▸ **EXERCISE INPUT**
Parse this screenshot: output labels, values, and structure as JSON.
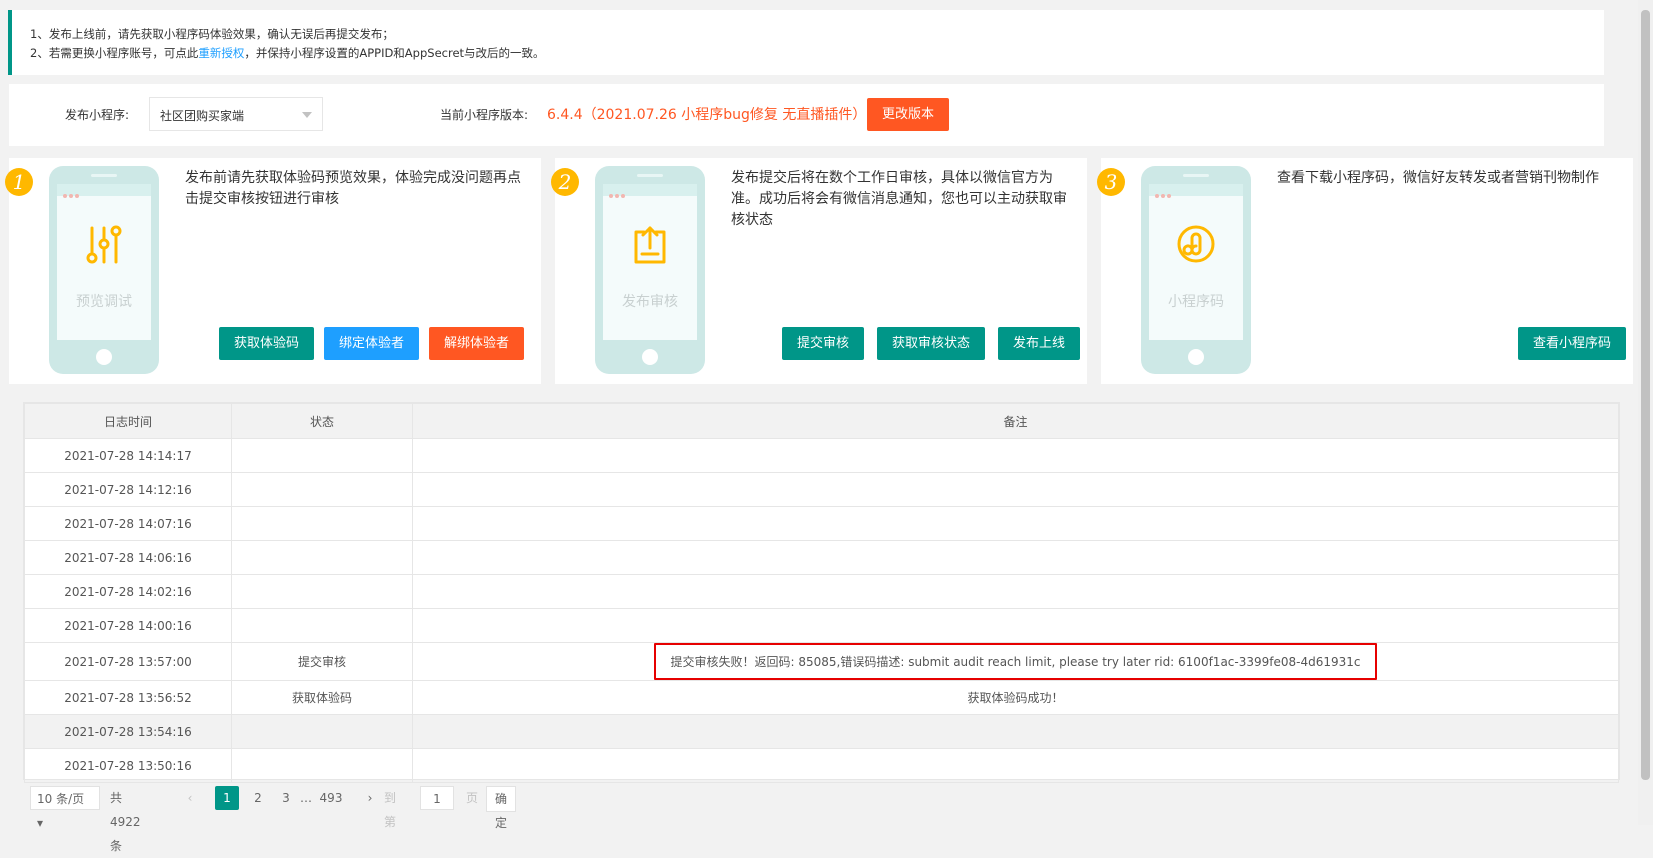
{
  "notice": {
    "line1": "1、发布上线前，请先获取小程序码体验效果，确认无误后再提交发布；",
    "line2_pre": "2、若需更换小程序账号，可点此",
    "line2_link": "重新授权",
    "line2_post": "，并保持小程序设置的APPID和AppSecret与改后的一致。"
  },
  "publish": {
    "label": "发布小程序:",
    "selected": "社区团购买家端",
    "version_label": "当前小程序版本:",
    "version_value": "6.4.4（2021.07.26 小程序bug修复 无直播插件）",
    "change_button": "更改版本"
  },
  "steps": [
    {
      "number": "1",
      "icon": "sliders-icon",
      "caption": "预览调试",
      "description": "发布前请先获取体验码预览效果，体验完成没问题再点击提交审核按钮进行审核",
      "buttons": [
        "获取体验码",
        "绑定体验者",
        "解绑体验者"
      ]
    },
    {
      "number": "2",
      "icon": "upload-doc-icon",
      "caption": "发布审核",
      "description": "发布提交后将在数个工作日审核，具体以微信官方为准。成功后将会有微信消息通知，您也可以主动获取审核状态",
      "buttons": [
        "提交审核",
        "获取审核状态",
        "发布上线"
      ]
    },
    {
      "number": "3",
      "icon": "mini-program-icon",
      "caption": "小程序码",
      "description": "查看下载小程序码，微信好友转发或者营销刊物制作",
      "buttons": [
        "查看小程序码"
      ]
    }
  ],
  "log_table": {
    "headers": [
      "日志时间",
      "状态",
      "备注"
    ],
    "rows": [
      {
        "time": "2021-07-28 14:14:17",
        "status": "",
        "remark": ""
      },
      {
        "time": "2021-07-28 14:12:16",
        "status": "",
        "remark": ""
      },
      {
        "time": "2021-07-28 14:07:16",
        "status": "",
        "remark": ""
      },
      {
        "time": "2021-07-28 14:06:16",
        "status": "",
        "remark": ""
      },
      {
        "time": "2021-07-28 14:02:16",
        "status": "",
        "remark": ""
      },
      {
        "time": "2021-07-28 14:00:16",
        "status": "",
        "remark": ""
      },
      {
        "time": "2021-07-28 13:57:00",
        "status": "提交审核",
        "remark": "提交审核失败！返回码: 85085,错误码描述: submit audit reach limit, please try later rid: 6100f1ac-3399fe08-4d61931c"
      },
      {
        "time": "2021-07-28 13:56:52",
        "status": "获取体验码",
        "remark": "获取体验码成功！"
      },
      {
        "time": "2021-07-28 13:54:16",
        "status": "",
        "remark": ""
      },
      {
        "time": "2021-07-28 13:50:16",
        "status": "",
        "remark": ""
      }
    ]
  },
  "pagination": {
    "page_size": "10 条/页",
    "total": "共 4922 条",
    "prev": "‹",
    "pages": [
      "1",
      "2",
      "3"
    ],
    "ellipsis": "…",
    "last": "493",
    "next": "›",
    "goto_label": "到第",
    "goto_value": "1",
    "page_unit": "页",
    "confirm": "确定"
  },
  "colors": {
    "primary": "#009688",
    "blue": "#1e9fff",
    "orange": "#ff5722",
    "step_badge": "#ffb800",
    "error_border": "#e60000"
  }
}
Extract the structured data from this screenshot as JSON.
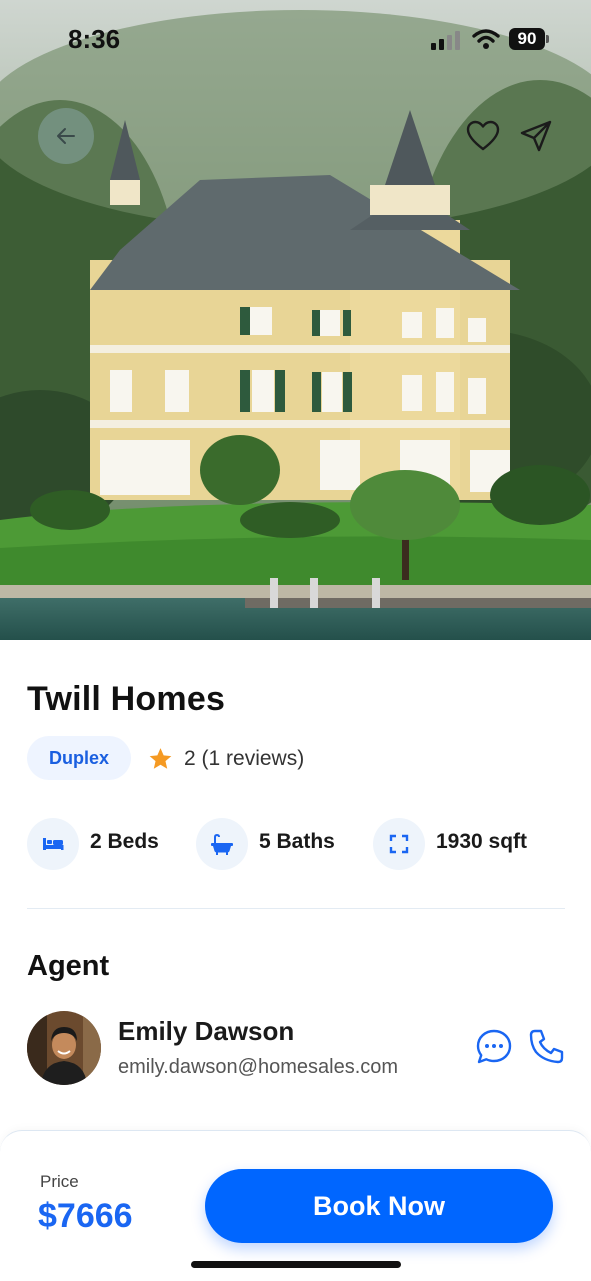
{
  "status_bar": {
    "time": "8:36",
    "battery": "90"
  },
  "property": {
    "name": "Twill Homes",
    "type_badge": "Duplex",
    "rating_text": "2 (1 reviews)",
    "features": [
      {
        "icon": "bed-icon",
        "label": "2 Beds"
      },
      {
        "icon": "bathtub-icon",
        "label": "5 Baths"
      },
      {
        "icon": "area-expand-icon",
        "label": "1930 sqft"
      }
    ]
  },
  "agent": {
    "heading": "Agent",
    "name": "Emily Dawson",
    "email": "emily.dawson@homesales.com"
  },
  "footer": {
    "price_label": "Price",
    "price": "$7666",
    "book_label": "Book Now"
  },
  "colors": {
    "accent": "#0066FF",
    "badge_bg": "#EEF4FF",
    "star": "#F59A23"
  }
}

▸ **PROBLEM DESCRIPTION**
Leave the pictures out and output the rest of the listing exactly.

▸ **OUTPUT FOR THIS TASK**
Parse this screenshot: output labels, values, and structure as JSON.
{
  "notice": {
    "line1": "1、发布上线前，请先获取小程序码体验效果，确认无误后再提交发布；",
    "line2_pre": "2、若需更换小程序账号，可点此",
    "line2_link": "重新授权",
    "line2_post": "，并保持小程序设置的APPID和AppSecret与改后的一致。"
  },
  "publish": {
    "label": "发布小程序:",
    "selected": "社区团购买家端",
    "version_label": "当前小程序版本:",
    "version_value": "6.4.4（2021.07.26 小程序bug修复 无直播插件）",
    "change_button": "更改版本"
  },
  "steps": [
    {
      "number": "1",
      "icon": "sliders-icon",
      "caption": "预览调试",
      "description": "发布前请先获取体验码预览效果，体验完成没问题再点击提交审核按钮进行审核",
      "buttons": [
        "获取体验码",
        "绑定体验者",
        "解绑体验者"
      ]
    },
    {
      "number": "2",
      "icon": "upload-doc-icon",
      "caption": "发布审核",
      "description": "发布提交后将在数个工作日审核，具体以微信官方为准。成功后将会有微信消息通知，您也可以主动获取审核状态",
      "buttons": [
        "提交审核",
        "获取审核状态",
        "发布上线"
      ]
    },
    {
      "number": "3",
      "icon": "mini-program-icon",
      "caption": "小程序码",
      "description": "查看下载小程序码，微信好友转发或者营销刊物制作",
      "buttons": [
        "查看小程序码"
      ]
    }
  ],
  "log_table": {
    "headers": [
      "日志时间",
      "状态",
      "备注"
    ],
    "rows": [
      {
        "time": "2021-07-28 14:14:17",
        "status": "",
        "remark": ""
      },
      {
        "time": "2021-07-28 14:12:16",
        "status": "",
        "remark": ""
      },
      {
        "time": "2021-07-28 14:07:16",
        "status": "",
        "remark": ""
      },
      {
        "time": "2021-07-28 14:06:16",
        "status": "",
        "remark": ""
      },
      {
        "time": "2021-07-28 14:02:16",
        "status": "",
        "remark": ""
      },
      {
        "time": "2021-07-28 14:00:16",
        "status": "",
        "remark": ""
      },
      {
        "time": "2021-07-28 13:57:00",
        "status": "提交审核",
        "remark": "提交审核失败！返回码: 85085,错误码描述: submit audit reach limit, please try later rid: 6100f1ac-3399fe08-4d61931c"
      },
      {
        "time": "2021-07-28 13:56:52",
        "status": "获取体验码",
        "remark": "获取体验码成功！"
      },
      {
        "time": "2021-07-28 13:54:16",
        "status": "",
        "remark": ""
      },
      {
        "time": "2021-07-28 13:50:16",
        "status": "",
        "remark": ""
      }
    ]
  },
  "pagination": {
    "page_size": "10 条/页",
    "total": "共 4922 条",
    "prev": "‹",
    "pages": [
      "1",
      "2",
      "3"
    ],
    "ellipsis": "…",
    "last": "493",
    "next": "›",
    "goto_label": "到第",
    "goto_value": "1",
    "page_unit": "页",
    "confirm": "确定"
  },
  "colors": {
    "primary": "#009688",
    "blue": "#1e9fff",
    "orange": "#ff5722",
    "step_badge": "#ffb800",
    "error_border": "#e60000"
  }
}
Extract the structured data from this screenshot as JSON.
{
  "status_bar": {
    "time": "8:36",
    "battery": "90"
  },
  "property": {
    "name": "Twill Homes",
    "type_badge": "Duplex",
    "rating_text": "2 (1 reviews)",
    "features": [
      {
        "icon": "bed-icon",
        "label": "2 Beds"
      },
      {
        "icon": "bathtub-icon",
        "label": "5 Baths"
      },
      {
        "icon": "area-expand-icon",
        "label": "1930 sqft"
      }
    ]
  },
  "agent": {
    "heading": "Agent",
    "name": "Emily Dawson",
    "email": "emily.dawson@homesales.com"
  },
  "footer": {
    "price_label": "Price",
    "price": "$7666",
    "book_label": "Book Now"
  },
  "colors": {
    "accent": "#0066FF",
    "badge_bg": "#EEF4FF",
    "star": "#F59A23"
  }
}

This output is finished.